▸ **What to produce**: Report each line of the records below that contains the word "Ausstellung".

▸ **Listing**:

┌──

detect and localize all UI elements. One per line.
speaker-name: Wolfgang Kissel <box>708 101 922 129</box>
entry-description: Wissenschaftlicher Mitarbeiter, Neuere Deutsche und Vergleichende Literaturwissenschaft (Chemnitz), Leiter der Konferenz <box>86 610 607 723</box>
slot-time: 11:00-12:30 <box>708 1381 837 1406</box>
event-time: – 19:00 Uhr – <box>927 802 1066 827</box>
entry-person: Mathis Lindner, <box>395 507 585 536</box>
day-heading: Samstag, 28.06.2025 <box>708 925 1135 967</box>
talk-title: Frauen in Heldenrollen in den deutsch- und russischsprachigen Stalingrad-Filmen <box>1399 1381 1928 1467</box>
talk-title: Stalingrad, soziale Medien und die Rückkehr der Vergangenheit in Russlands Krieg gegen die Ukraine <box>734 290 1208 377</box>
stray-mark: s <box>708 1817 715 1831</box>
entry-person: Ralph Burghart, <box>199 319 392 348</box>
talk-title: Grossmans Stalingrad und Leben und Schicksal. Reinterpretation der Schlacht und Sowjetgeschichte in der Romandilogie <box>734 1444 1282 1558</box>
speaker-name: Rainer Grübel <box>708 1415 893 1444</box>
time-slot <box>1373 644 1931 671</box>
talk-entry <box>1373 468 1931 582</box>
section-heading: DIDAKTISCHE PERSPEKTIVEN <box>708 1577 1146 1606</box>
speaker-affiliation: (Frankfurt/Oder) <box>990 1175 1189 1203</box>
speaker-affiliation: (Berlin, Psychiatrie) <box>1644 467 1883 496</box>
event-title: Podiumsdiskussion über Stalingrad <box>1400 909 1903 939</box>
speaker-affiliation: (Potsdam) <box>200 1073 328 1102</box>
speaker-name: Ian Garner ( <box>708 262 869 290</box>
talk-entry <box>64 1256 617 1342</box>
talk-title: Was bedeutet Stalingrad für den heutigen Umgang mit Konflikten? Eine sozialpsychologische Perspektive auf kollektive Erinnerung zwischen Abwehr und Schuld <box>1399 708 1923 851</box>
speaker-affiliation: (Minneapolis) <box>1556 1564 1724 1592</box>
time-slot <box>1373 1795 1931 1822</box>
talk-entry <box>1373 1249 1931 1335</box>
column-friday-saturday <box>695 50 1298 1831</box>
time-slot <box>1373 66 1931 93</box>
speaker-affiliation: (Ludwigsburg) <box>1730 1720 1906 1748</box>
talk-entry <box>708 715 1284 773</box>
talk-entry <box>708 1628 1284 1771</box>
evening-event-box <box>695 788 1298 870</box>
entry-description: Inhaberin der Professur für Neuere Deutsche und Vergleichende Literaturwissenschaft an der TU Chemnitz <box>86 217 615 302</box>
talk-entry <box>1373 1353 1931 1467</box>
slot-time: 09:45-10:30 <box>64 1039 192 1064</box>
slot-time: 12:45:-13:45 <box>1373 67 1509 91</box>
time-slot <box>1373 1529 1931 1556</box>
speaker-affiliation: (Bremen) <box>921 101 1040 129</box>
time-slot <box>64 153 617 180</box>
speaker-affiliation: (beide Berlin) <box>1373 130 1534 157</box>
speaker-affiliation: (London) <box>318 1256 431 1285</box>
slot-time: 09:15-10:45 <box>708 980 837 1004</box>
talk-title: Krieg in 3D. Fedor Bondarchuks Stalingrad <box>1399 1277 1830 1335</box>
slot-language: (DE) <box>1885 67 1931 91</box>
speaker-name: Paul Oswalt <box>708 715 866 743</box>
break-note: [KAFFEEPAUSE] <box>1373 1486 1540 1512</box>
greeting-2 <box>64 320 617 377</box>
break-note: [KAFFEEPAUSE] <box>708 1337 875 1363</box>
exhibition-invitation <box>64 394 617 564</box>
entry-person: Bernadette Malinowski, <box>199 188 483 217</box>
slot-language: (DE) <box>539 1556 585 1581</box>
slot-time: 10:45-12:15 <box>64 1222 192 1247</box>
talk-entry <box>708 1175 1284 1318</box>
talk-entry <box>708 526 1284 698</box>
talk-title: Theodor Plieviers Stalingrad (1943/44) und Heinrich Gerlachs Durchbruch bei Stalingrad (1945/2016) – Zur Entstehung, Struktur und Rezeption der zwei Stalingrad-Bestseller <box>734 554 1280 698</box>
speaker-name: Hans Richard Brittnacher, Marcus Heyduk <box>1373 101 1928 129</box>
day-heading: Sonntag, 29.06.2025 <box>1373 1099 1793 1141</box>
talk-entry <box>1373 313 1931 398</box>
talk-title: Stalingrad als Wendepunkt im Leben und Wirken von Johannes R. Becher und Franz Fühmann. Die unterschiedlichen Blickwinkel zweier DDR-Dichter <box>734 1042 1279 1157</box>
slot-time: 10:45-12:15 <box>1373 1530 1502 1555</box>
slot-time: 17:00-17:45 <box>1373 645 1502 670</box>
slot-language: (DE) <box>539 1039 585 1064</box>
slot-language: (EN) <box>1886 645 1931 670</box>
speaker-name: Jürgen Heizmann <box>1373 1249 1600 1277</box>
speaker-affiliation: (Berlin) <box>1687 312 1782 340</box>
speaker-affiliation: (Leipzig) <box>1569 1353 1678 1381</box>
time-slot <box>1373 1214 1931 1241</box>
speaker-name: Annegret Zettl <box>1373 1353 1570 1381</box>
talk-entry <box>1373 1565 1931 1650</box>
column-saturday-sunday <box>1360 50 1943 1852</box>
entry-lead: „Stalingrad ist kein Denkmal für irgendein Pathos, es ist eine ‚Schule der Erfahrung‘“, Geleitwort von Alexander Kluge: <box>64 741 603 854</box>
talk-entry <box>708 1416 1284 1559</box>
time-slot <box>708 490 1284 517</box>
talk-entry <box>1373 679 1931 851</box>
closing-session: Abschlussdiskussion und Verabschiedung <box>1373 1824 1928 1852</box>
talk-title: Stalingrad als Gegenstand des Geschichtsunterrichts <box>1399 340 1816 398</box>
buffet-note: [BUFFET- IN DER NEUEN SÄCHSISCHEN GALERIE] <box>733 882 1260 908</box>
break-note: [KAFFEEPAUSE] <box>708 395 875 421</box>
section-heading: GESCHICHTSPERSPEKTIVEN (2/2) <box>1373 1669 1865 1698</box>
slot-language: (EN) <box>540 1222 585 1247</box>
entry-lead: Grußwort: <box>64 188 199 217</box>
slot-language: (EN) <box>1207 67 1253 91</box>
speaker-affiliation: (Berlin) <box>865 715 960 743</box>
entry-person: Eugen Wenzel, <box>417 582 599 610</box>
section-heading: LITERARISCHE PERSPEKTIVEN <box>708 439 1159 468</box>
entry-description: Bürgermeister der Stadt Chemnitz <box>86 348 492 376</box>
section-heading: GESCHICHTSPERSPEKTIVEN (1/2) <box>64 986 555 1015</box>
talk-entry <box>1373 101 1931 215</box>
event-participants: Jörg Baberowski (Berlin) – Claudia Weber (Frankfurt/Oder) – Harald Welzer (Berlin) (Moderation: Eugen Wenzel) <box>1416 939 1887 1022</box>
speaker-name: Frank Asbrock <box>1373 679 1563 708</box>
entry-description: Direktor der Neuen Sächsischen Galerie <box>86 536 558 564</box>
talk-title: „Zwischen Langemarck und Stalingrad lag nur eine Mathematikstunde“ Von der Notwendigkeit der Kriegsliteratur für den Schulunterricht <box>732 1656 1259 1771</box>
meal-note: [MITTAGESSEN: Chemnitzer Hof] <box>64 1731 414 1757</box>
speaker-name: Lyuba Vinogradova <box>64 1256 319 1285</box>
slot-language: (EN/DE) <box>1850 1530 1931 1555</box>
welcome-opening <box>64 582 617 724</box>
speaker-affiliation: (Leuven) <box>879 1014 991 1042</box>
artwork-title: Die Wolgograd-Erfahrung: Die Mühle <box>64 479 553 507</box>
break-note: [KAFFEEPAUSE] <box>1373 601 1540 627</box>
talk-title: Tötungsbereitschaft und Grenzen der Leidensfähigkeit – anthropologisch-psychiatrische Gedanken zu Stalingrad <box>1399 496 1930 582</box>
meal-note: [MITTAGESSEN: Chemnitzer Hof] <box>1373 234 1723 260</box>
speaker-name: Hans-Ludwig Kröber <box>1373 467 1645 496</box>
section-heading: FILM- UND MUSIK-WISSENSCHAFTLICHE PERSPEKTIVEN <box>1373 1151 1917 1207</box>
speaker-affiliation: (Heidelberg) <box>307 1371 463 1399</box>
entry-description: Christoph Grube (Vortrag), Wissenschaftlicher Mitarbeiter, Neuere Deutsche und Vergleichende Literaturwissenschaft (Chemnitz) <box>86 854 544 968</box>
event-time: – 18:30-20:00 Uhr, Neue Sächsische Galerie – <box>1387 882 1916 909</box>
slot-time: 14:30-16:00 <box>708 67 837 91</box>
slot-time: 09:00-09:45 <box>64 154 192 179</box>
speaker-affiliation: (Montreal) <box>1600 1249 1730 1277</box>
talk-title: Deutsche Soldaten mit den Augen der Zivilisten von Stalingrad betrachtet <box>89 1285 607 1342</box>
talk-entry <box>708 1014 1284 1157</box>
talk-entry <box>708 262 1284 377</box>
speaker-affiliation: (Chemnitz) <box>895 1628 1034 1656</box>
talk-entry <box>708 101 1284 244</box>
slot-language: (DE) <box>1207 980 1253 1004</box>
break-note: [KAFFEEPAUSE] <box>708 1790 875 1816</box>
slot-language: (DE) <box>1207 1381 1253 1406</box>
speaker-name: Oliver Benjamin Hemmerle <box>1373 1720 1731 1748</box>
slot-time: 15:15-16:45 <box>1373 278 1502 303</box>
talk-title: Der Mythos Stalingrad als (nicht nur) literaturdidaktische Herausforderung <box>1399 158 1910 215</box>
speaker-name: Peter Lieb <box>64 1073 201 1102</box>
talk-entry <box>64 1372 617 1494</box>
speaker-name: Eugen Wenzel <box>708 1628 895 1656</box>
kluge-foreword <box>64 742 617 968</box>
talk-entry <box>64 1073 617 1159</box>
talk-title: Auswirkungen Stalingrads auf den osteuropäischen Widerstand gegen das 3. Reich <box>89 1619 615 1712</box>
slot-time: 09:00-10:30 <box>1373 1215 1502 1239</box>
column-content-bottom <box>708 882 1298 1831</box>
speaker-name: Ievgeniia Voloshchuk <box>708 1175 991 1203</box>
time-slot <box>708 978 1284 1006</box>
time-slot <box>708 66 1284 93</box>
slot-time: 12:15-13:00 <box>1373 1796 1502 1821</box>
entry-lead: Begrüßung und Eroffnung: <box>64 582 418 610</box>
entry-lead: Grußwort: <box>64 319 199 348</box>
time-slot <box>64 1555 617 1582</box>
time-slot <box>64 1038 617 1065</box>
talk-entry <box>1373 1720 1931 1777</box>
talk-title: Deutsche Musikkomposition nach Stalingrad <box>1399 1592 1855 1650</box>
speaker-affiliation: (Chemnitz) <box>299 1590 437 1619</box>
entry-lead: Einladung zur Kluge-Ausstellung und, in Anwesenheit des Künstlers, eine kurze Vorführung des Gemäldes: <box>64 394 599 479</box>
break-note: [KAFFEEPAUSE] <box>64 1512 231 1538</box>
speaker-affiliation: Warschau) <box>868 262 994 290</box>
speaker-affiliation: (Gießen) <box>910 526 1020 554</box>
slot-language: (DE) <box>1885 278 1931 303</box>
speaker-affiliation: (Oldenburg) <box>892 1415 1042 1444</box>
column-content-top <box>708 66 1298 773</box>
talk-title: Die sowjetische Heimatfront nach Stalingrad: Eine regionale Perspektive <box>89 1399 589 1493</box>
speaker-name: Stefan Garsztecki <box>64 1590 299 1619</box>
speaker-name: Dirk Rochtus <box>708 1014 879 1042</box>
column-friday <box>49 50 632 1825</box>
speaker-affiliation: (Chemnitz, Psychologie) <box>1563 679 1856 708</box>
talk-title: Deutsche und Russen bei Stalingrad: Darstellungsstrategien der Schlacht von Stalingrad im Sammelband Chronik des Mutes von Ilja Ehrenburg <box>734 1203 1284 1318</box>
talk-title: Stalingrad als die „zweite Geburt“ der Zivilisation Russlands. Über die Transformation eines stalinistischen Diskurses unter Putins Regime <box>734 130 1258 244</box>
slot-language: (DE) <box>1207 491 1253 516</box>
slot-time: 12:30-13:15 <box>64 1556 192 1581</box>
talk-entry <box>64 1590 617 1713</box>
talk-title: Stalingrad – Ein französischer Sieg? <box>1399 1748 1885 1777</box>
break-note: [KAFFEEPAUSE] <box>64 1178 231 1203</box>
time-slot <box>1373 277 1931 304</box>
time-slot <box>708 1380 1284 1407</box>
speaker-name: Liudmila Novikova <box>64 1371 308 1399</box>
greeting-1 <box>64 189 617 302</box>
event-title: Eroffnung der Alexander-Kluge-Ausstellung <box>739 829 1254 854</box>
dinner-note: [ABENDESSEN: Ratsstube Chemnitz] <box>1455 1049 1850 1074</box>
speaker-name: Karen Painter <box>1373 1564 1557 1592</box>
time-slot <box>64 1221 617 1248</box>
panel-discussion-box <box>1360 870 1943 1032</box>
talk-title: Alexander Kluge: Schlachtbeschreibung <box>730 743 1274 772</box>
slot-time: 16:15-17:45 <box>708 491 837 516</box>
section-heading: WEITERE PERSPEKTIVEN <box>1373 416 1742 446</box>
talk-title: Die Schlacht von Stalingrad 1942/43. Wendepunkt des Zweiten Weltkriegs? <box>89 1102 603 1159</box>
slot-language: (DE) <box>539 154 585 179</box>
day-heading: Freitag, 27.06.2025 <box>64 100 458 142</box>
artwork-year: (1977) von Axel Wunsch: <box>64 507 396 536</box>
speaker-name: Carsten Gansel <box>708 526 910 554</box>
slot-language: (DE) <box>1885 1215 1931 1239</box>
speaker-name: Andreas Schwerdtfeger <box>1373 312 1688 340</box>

└──

▸ **Exercise result**:
entry-lead: Einladung zur Kluge-Ausstellung und, in Anwesenheit des Künstlers, eine kurze Vorführung des Gemäldes: <box>64 394 599 479</box>
event-title: Eroffnung der Alexander-Kluge-Ausstellung <box>739 829 1254 854</box>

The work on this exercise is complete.